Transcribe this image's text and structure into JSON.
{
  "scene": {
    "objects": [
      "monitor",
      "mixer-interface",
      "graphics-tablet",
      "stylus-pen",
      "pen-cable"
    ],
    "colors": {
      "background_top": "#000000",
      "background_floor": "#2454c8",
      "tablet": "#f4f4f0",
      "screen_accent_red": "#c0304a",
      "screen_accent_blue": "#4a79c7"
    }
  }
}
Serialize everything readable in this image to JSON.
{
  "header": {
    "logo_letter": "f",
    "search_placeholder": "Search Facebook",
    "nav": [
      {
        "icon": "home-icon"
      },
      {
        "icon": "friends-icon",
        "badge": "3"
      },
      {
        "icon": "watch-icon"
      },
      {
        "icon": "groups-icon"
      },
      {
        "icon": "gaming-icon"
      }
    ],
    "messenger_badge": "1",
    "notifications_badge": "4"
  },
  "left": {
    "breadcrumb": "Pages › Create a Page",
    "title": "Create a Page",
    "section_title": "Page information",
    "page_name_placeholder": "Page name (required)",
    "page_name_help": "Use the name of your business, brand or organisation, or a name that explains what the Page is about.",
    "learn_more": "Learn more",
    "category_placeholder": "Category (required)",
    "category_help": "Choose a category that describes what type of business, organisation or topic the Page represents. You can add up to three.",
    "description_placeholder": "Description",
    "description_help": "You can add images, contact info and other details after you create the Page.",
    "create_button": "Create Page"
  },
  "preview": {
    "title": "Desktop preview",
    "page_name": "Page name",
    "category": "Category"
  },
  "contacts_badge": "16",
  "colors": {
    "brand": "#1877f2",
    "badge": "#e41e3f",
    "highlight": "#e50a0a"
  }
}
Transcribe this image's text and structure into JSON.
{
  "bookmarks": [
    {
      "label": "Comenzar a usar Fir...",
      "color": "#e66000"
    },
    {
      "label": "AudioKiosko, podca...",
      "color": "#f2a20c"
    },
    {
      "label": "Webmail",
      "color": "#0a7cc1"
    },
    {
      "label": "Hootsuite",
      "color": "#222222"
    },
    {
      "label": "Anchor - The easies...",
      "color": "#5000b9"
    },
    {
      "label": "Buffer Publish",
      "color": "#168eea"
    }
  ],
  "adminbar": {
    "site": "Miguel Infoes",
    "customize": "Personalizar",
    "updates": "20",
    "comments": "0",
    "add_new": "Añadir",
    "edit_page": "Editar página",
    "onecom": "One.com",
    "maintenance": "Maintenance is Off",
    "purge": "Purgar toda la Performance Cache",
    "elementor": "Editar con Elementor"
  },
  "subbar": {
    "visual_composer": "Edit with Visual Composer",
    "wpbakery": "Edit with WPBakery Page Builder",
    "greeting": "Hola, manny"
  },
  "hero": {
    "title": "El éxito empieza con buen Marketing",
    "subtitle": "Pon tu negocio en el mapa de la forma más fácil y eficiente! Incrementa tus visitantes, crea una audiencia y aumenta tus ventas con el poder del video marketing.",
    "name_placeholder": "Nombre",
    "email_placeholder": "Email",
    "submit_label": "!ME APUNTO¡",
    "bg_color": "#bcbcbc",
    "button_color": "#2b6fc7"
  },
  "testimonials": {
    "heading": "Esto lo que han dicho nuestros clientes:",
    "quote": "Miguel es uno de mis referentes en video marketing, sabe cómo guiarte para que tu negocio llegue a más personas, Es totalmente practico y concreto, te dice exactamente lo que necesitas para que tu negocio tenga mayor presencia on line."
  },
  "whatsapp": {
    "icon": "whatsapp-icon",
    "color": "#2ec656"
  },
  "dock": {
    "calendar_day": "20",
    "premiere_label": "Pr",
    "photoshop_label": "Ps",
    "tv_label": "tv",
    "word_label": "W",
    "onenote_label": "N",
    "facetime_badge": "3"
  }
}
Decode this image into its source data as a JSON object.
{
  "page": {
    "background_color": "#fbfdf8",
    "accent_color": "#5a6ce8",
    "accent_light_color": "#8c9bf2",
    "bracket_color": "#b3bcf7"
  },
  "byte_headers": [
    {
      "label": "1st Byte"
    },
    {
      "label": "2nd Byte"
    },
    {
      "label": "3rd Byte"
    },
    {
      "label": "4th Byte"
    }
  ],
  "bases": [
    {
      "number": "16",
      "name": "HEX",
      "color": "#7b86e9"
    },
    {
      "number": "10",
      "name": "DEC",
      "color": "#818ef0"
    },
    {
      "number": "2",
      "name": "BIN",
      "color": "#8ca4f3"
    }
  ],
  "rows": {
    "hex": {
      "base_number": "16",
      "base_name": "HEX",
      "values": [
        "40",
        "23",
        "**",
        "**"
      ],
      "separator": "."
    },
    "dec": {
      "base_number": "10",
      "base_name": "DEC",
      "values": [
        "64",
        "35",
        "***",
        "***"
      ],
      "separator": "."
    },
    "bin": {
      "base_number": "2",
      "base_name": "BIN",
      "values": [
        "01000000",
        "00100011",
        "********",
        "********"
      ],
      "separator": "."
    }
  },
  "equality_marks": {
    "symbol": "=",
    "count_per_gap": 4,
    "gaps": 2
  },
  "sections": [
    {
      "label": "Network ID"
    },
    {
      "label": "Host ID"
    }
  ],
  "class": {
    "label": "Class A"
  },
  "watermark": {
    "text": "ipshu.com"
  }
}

□ □ □ □ □

- **SHORT PROBLEM**
From the records above, please extract every line and repeat it exactly.

- **PROBLEM SOLUTION**
Transcribe this image's text and structure into JSON.
{
  "scene": {
    "objects": [
      "monitor",
      "mixer-interface",
      "graphics-tablet",
      "stylus-pen",
      "pen-cable"
    ],
    "colors": {
      "background_top": "#000000",
      "background_floor": "#2454c8",
      "tablet": "#f4f4f0",
      "screen_accent_red": "#c0304a",
      "screen_accent_blue": "#4a79c7"
    }
  }
}
Serialize everything readable in this image to JSON.
{
  "header": {
    "logo_letter": "f",
    "search_placeholder": "Search Facebook",
    "nav": [
      {
        "icon": "home-icon"
      },
      {
        "icon": "friends-icon",
        "badge": "3"
      },
      {
        "icon": "watch-icon"
      },
      {
        "icon": "groups-icon"
      },
      {
        "icon": "gaming-icon"
      }
    ],
    "messenger_badge": "1",
    "notifications_badge": "4"
  },
  "left": {
    "breadcrumb": "Pages › Create a Page",
    "title": "Create a Page",
    "section_title": "Page information",
    "page_name_placeholder": "Page name (required)",
    "page_name_help": "Use the name of your business, brand or organisation, or a name that explains what the Page is about.",
    "learn_more": "Learn more",
    "category_placeholder": "Category (required)",
    "category_help": "Choose a category that describes what type of business, organisation or topic the Page represents. You can add up to three.",
    "description_placeholder": "Description",
    "description_help": "You can add images, contact info and other details after you create the Page.",
    "create_button": "Create Page"
  },
  "preview": {
    "title": "Desktop preview",
    "page_name": "Page name",
    "category": "Category"
  },
  "contacts_badge": "16",
  "colors": {
    "brand": "#1877f2",
    "badge": "#e41e3f",
    "highlight": "#e50a0a"
  }
}
Transcribe this image's text and structure into JSON.
{
  "bookmarks": [
    {
      "label": "Comenzar a usar Fir...",
      "color": "#e66000"
    },
    {
      "label": "AudioKiosko, podca...",
      "color": "#f2a20c"
    },
    {
      "label": "Webmail",
      "color": "#0a7cc1"
    },
    {
      "label": "Hootsuite",
      "color": "#222222"
    },
    {
      "label": "Anchor - The easies...",
      "color": "#5000b9"
    },
    {
      "label": "Buffer Publish",
      "color": "#168eea"
    }
  ],
  "adminbar": {
    "site": "Miguel Infoes",
    "customize": "Personalizar",
    "updates": "20",
    "comments": "0",
    "add_new": "Añadir",
    "edit_page": "Editar página",
    "onecom": "One.com",
    "maintenance": "Maintenance is Off",
    "purge": "Purgar toda la Performance Cache",
    "elementor": "Editar con Elementor"
  },
  "subbar": {
    "visual_composer": "Edit with Visual Composer",
    "wpbakery": "Edit with WPBakery Page Builder",
    "greeting": "Hola, manny"
  },
  "hero": {
    "title": "El éxito empieza con buen Marketing",
    "subtitle": "Pon tu negocio en el mapa de la forma más fácil y eficiente! Incrementa tus visitantes, crea una audiencia y aumenta tus ventas con el poder del video marketing.",
    "name_placeholder": "Nombre",
    "email_placeholder": "Email",
    "submit_label": "!ME APUNTO¡",
    "bg_color": "#bcbcbc",
    "button_color": "#2b6fc7"
  },
  "testimonials": {
    "heading": "Esto lo que han dicho nuestros clientes:",
    "quote": "Miguel es uno de mis referentes en video marketing, sabe cómo guiarte para que tu negocio llegue a más personas, Es totalmente practico y concreto, te dice exactamente lo que necesitas para que tu negocio tenga mayor presencia on line."
  },
  "whatsapp": {
    "icon": "whatsapp-icon",
    "color": "#2ec656"
  },
  "dock": {
    "calendar_day": "20",
    "premiere_label": "Pr",
    "photoshop_label": "Ps",
    "tv_label": "tv",
    "word_label": "W",
    "onenote_label": "N",
    "facetime_badge": "3"
  }
}
Decode this image into its source data as a JSON object.
{
  "page": {
    "background_color": "#fbfdf8",
    "accent_color": "#5a6ce8",
    "accent_light_color": "#8c9bf2",
    "bracket_color": "#b3bcf7"
  },
  "byte_headers": [
    {
      "label": "1st Byte"
    },
    {
      "label": "2nd Byte"
    },
    {
      "label": "3rd Byte"
    },
    {
      "label": "4th Byte"
    }
  ],
  "bases": [
    {
      "number": "16",
      "name": "HEX",
      "color": "#7b86e9"
    },
    {
      "number": "10",
      "name": "DEC",
      "color": "#818ef0"
    },
    {
      "number": "2",
      "name": "BIN",
      "color": "#8ca4f3"
    }
  ],
  "rows": {
    "hex": {
      "base_number": "16",
      "base_name": "HEX",
      "values": [
        "40",
        "23",
        "**",
        "**"
      ],
      "separator": "."
    },
    "dec": {
      "base_number": "10",
      "base_name": "DEC",
      "values": [
        "64",
        "35",
        "***",
        "***"
      ],
      "separator": "."
    },
    "bin": {
      "base_number": "2",
      "base_name": "BIN",
      "values": [
        "01000000",
        "00100011",
        "********",
        "********"
      ],
      "separator": "."
    }
  },
  "equality_marks": {
    "symbol": "=",
    "count_per_gap": 4,
    "gaps": 2
  },
  "sections": [
    {
      "label": "Network ID"
    },
    {
      "label": "Host ID"
    }
  ],
  "class": {
    "label": "Class A"
  },
  "watermark": {
    "text": "ipshu.com"
  }
}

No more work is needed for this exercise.